[Begin]
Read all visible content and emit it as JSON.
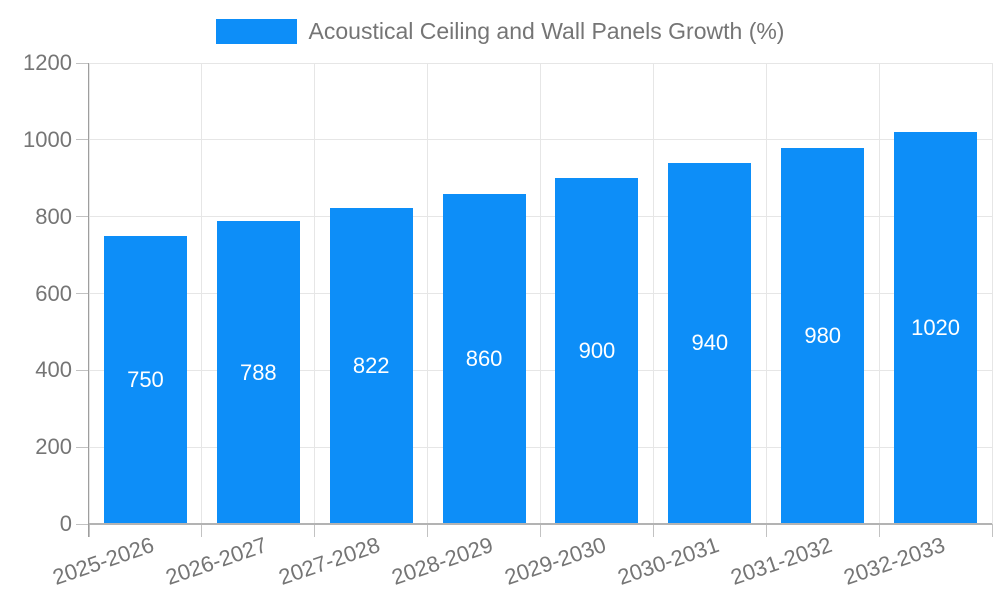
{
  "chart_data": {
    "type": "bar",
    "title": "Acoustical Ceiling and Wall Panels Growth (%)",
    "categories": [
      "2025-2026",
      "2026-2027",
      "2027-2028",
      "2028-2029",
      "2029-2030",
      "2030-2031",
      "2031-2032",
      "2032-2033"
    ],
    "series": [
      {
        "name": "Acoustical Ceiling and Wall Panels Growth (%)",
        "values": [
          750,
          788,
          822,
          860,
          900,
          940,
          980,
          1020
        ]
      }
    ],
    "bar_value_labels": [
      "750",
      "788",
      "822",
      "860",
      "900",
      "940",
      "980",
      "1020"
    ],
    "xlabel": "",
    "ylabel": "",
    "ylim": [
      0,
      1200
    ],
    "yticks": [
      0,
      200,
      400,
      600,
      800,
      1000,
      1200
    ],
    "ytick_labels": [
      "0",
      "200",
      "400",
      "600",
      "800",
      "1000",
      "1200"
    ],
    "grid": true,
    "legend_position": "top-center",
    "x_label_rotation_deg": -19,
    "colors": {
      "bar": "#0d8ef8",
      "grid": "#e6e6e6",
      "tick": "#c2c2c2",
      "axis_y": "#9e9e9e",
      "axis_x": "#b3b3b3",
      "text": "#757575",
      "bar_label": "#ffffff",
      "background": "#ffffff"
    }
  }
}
[End]
TASK PROMPT: Write out each line again precisely as it appears, skipping every picture.

COMPLETED EXERCISE:
Read all visible content and emit it as JSON.
{
  "chart_data": {
    "type": "bar",
    "title": "Acoustical Ceiling and Wall Panels Growth (%)",
    "categories": [
      "2025-2026",
      "2026-2027",
      "2027-2028",
      "2028-2029",
      "2029-2030",
      "2030-2031",
      "2031-2032",
      "2032-2033"
    ],
    "series": [
      {
        "name": "Acoustical Ceiling and Wall Panels Growth (%)",
        "values": [
          750,
          788,
          822,
          860,
          900,
          940,
          980,
          1020
        ]
      }
    ],
    "bar_value_labels": [
      "750",
      "788",
      "822",
      "860",
      "900",
      "940",
      "980",
      "1020"
    ],
    "xlabel": "",
    "ylabel": "",
    "ylim": [
      0,
      1200
    ],
    "yticks": [
      0,
      200,
      400,
      600,
      800,
      1000,
      1200
    ],
    "ytick_labels": [
      "0",
      "200",
      "400",
      "600",
      "800",
      "1000",
      "1200"
    ],
    "grid": true,
    "legend_position": "top-center",
    "x_label_rotation_deg": -19,
    "colors": {
      "bar": "#0d8ef8",
      "grid": "#e6e6e6",
      "tick": "#c2c2c2",
      "axis_y": "#9e9e9e",
      "axis_x": "#b3b3b3",
      "text": "#757575",
      "bar_label": "#ffffff",
      "background": "#ffffff"
    }
  }
}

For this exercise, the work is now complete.